Return the material word for word. Do not include pictures.

++++++++++

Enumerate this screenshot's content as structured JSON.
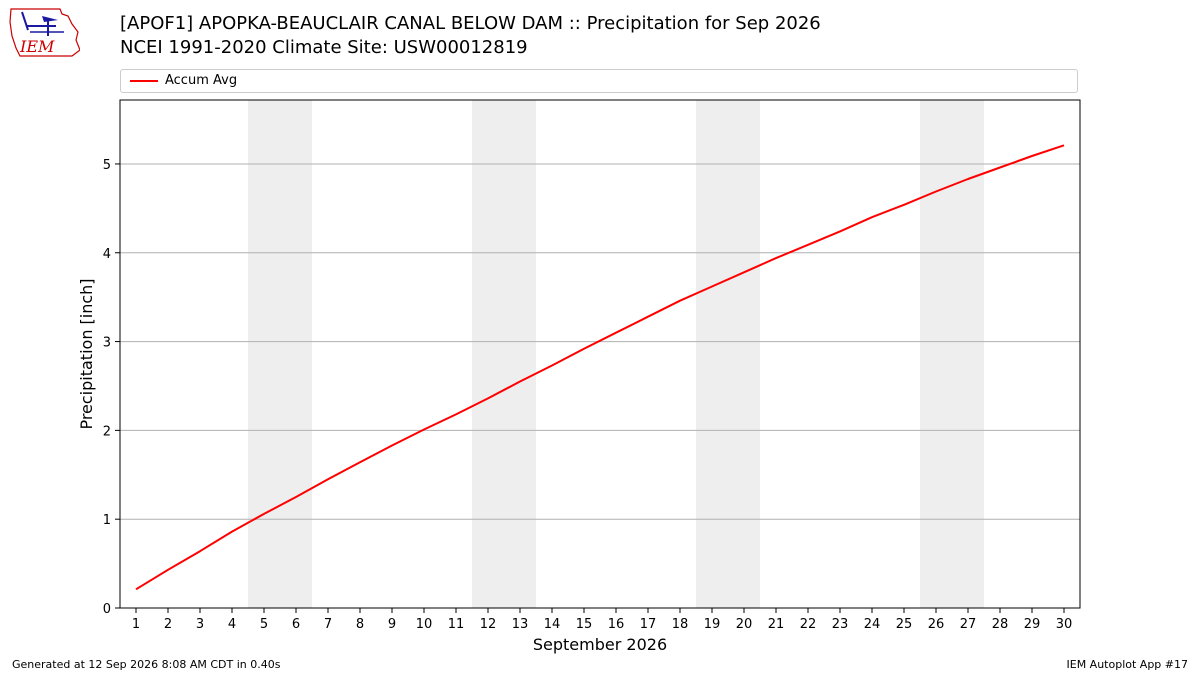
{
  "header": {
    "title_line1": "[APOF1] APOPKA-BEAUCLAIR CANAL BELOW DAM :: Precipitation for Sep 2026",
    "title_line2": "NCEI 1991-2020 Climate Site: USW00012819"
  },
  "logo": {
    "text": "IEM"
  },
  "footer": {
    "generated": "Generated at 12 Sep 2026 8:08 AM CDT in 0.40s",
    "app": "IEM Autoplot App #17"
  },
  "colors": {
    "series": "#ff0000",
    "weekend_band": "#eeeeee",
    "grid": "#b0b0b0",
    "logo": "#cc0000"
  },
  "chart_data": {
    "type": "line",
    "xlabel": "September 2026",
    "ylabel": "Precipitation [inch]",
    "xlim": [
      0.5,
      30.5
    ],
    "ylim": [
      0,
      5.72
    ],
    "x_ticks": [
      1,
      2,
      3,
      4,
      5,
      6,
      7,
      8,
      9,
      10,
      11,
      12,
      13,
      14,
      15,
      16,
      17,
      18,
      19,
      20,
      21,
      22,
      23,
      24,
      25,
      26,
      27,
      28,
      29,
      30
    ],
    "y_ticks": [
      0,
      1,
      2,
      3,
      4,
      5
    ],
    "grid": "horizontal",
    "legend_position": "top",
    "shaded_day_ranges": [
      [
        5,
        6
      ],
      [
        12,
        13
      ],
      [
        19,
        20
      ],
      [
        26,
        27
      ]
    ],
    "series": [
      {
        "name": "Accum Avg",
        "x": [
          1,
          2,
          3,
          4,
          5,
          6,
          7,
          8,
          9,
          10,
          11,
          12,
          13,
          14,
          15,
          16,
          17,
          18,
          19,
          20,
          21,
          22,
          23,
          24,
          25,
          26,
          27,
          28,
          29,
          30
        ],
        "values": [
          0.21,
          0.43,
          0.64,
          0.86,
          1.06,
          1.25,
          1.45,
          1.64,
          1.83,
          2.01,
          2.18,
          2.36,
          2.55,
          2.73,
          2.92,
          3.1,
          3.28,
          3.46,
          3.62,
          3.78,
          3.94,
          4.09,
          4.24,
          4.4,
          4.54,
          4.69,
          4.83,
          4.96,
          5.09,
          5.21
        ]
      }
    ]
  }
}
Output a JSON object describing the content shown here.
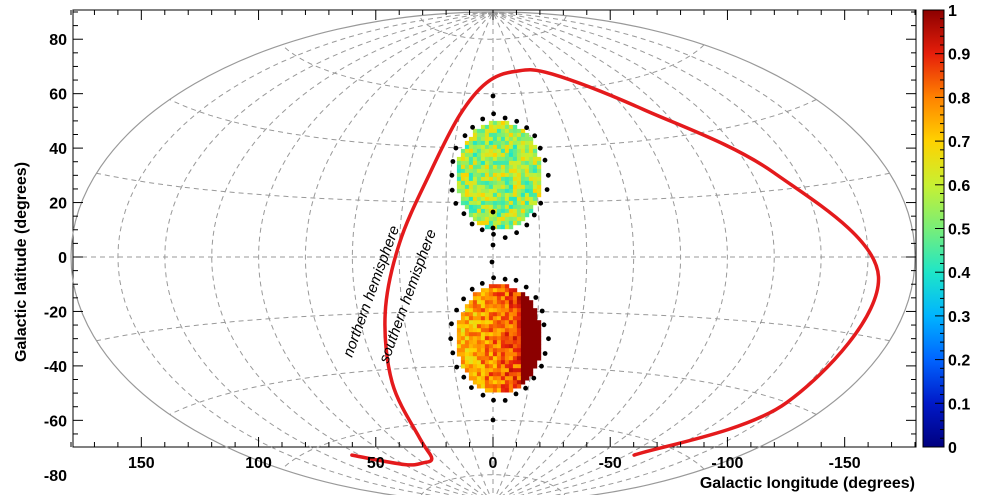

++++++++++

*Exercise result*:
Enumerate this screenshot's content as structured JSON.
{
  "header": {
    "title_line1": "[APOF1] APOPKA-BEAUCLAIR CANAL BELOW DAM :: Precipitation for Sep 2026",
    "title_line2": "NCEI 1991-2020 Climate Site: USW00012819"
  },
  "logo": {
    "text": "IEM"
  },
  "footer": {
    "generated": "Generated at 12 Sep 2026 8:08 AM CDT in 0.40s",
    "app": "IEM Autoplot App #17"
  },
  "colors": {
    "series": "#ff0000",
    "weekend_band": "#eeeeee",
    "grid": "#b0b0b0",
    "logo": "#cc0000"
  },
  "chart_data": {
    "type": "line",
    "xlabel": "September 2026",
    "ylabel": "Precipitation [inch]",
    "xlim": [
      0.5,
      30.5
    ],
    "ylim": [
      0,
      5.72
    ],
    "x_ticks": [
      1,
      2,
      3,
      4,
      5,
      6,
      7,
      8,
      9,
      10,
      11,
      12,
      13,
      14,
      15,
      16,
      17,
      18,
      19,
      20,
      21,
      22,
      23,
      24,
      25,
      26,
      27,
      28,
      29,
      30
    ],
    "y_ticks": [
      0,
      1,
      2,
      3,
      4,
      5
    ],
    "grid": "horizontal",
    "legend_position": "top",
    "shaded_day_ranges": [
      [
        5,
        6
      ],
      [
        12,
        13
      ],
      [
        19,
        20
      ],
      [
        26,
        27
      ]
    ],
    "series": [
      {
        "name": "Accum Avg",
        "x": [
          1,
          2,
          3,
          4,
          5,
          6,
          7,
          8,
          9,
          10,
          11,
          12,
          13,
          14,
          15,
          16,
          17,
          18,
          19,
          20,
          21,
          22,
          23,
          24,
          25,
          26,
          27,
          28,
          29,
          30
        ],
        "values": [
          0.21,
          0.43,
          0.64,
          0.86,
          1.06,
          1.25,
          1.45,
          1.64,
          1.83,
          2.01,
          2.18,
          2.36,
          2.55,
          2.73,
          2.92,
          3.1,
          3.28,
          3.46,
          3.62,
          3.78,
          3.94,
          4.09,
          4.24,
          4.4,
          4.54,
          4.69,
          4.83,
          4.96,
          5.09,
          5.21
        ]
      }
    ]
  }
}
Output a JSON object describing the content shown here.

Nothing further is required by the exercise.